Restate the entries below verbatim.

- - - - - - -

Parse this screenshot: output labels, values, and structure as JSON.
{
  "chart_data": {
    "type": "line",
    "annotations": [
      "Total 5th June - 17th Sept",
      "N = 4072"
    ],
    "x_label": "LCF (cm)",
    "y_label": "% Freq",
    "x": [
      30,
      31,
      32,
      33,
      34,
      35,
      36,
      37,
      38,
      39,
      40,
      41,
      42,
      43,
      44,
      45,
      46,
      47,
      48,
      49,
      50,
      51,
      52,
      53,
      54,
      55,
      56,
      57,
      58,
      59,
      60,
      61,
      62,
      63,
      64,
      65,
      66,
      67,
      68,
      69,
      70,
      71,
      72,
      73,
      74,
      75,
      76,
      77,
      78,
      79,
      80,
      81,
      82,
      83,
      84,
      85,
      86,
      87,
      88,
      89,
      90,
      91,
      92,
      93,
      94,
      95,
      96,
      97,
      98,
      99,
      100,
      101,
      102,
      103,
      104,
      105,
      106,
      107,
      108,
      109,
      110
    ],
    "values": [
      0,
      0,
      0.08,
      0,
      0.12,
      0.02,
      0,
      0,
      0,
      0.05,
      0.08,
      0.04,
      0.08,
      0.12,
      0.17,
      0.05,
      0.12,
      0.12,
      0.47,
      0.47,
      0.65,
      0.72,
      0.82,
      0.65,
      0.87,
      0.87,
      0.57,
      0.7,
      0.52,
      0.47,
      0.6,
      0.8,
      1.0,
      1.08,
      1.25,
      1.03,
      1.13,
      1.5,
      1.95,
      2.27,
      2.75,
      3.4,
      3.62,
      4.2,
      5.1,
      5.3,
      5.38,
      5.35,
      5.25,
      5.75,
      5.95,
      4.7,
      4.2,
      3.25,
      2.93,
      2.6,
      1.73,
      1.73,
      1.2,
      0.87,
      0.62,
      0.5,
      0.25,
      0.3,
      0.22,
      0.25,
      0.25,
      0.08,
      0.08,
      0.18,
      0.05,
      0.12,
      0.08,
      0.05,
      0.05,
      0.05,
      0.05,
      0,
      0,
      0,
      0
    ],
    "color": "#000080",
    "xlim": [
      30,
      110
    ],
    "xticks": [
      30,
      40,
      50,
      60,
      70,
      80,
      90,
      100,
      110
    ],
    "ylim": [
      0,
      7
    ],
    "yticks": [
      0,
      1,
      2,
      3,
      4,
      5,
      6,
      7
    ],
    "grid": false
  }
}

- - - - - - -

• Completed exercise:
Parse this screenshot: output labels, values, and structure as JSON.
{
  "chart_data": {
    "type": "line",
    "annotations": [
      "Total 5th June - 17th Sept",
      "N = 4072"
    ],
    "x_label": "LCF (cm)",
    "y_label": "% Freq",
    "x": [
      30,
      31,
      32,
      33,
      34,
      35,
      36,
      37,
      38,
      39,
      40,
      41,
      42,
      43,
      44,
      45,
      46,
      47,
      48,
      49,
      50,
      51,
      52,
      53,
      54,
      55,
      56,
      57,
      58,
      59,
      60,
      61,
      62,
      63,
      64,
      65,
      66,
      67,
      68,
      69,
      70,
      71,
      72,
      73,
      74,
      75,
      76,
      77,
      78,
      79,
      80,
      81,
      82,
      83,
      84,
      85,
      86,
      87,
      88,
      89,
      90,
      91,
      92,
      93,
      94,
      95,
      96,
      97,
      98,
      99,
      100,
      101,
      102,
      103,
      104,
      105,
      106,
      107,
      108,
      109,
      110
    ],
    "values": [
      0,
      0,
      0.08,
      0,
      0.12,
      0.02,
      0,
      0,
      0,
      0.05,
      0.08,
      0.04,
      0.08,
      0.12,
      0.17,
      0.05,
      0.12,
      0.12,
      0.47,
      0.47,
      0.65,
      0.72,
      0.82,
      0.65,
      0.87,
      0.87,
      0.57,
      0.7,
      0.52,
      0.47,
      0.6,
      0.8,
      1.0,
      1.08,
      1.25,
      1.03,
      1.13,
      1.5,
      1.95,
      2.27,
      2.75,
      3.4,
      3.62,
      4.2,
      5.1,
      5.3,
      5.38,
      5.35,
      5.25,
      5.75,
      5.95,
      4.7,
      4.2,
      3.25,
      2.93,
      2.6,
      1.73,
      1.73,
      1.2,
      0.87,
      0.62,
      0.5,
      0.25,
      0.3,
      0.22,
      0.25,
      0.25,
      0.08,
      0.08,
      0.18,
      0.05,
      0.12,
      0.08,
      0.05,
      0.05,
      0.05,
      0.05,
      0,
      0,
      0,
      0
    ],
    "color": "#000080",
    "xlim": [
      30,
      110
    ],
    "xticks": [
      30,
      40,
      50,
      60,
      70,
      80,
      90,
      100,
      110
    ],
    "ylim": [
      0,
      7
    ],
    "yticks": [
      0,
      1,
      2,
      3,
      4,
      5,
      6,
      7
    ],
    "grid": false
  }
}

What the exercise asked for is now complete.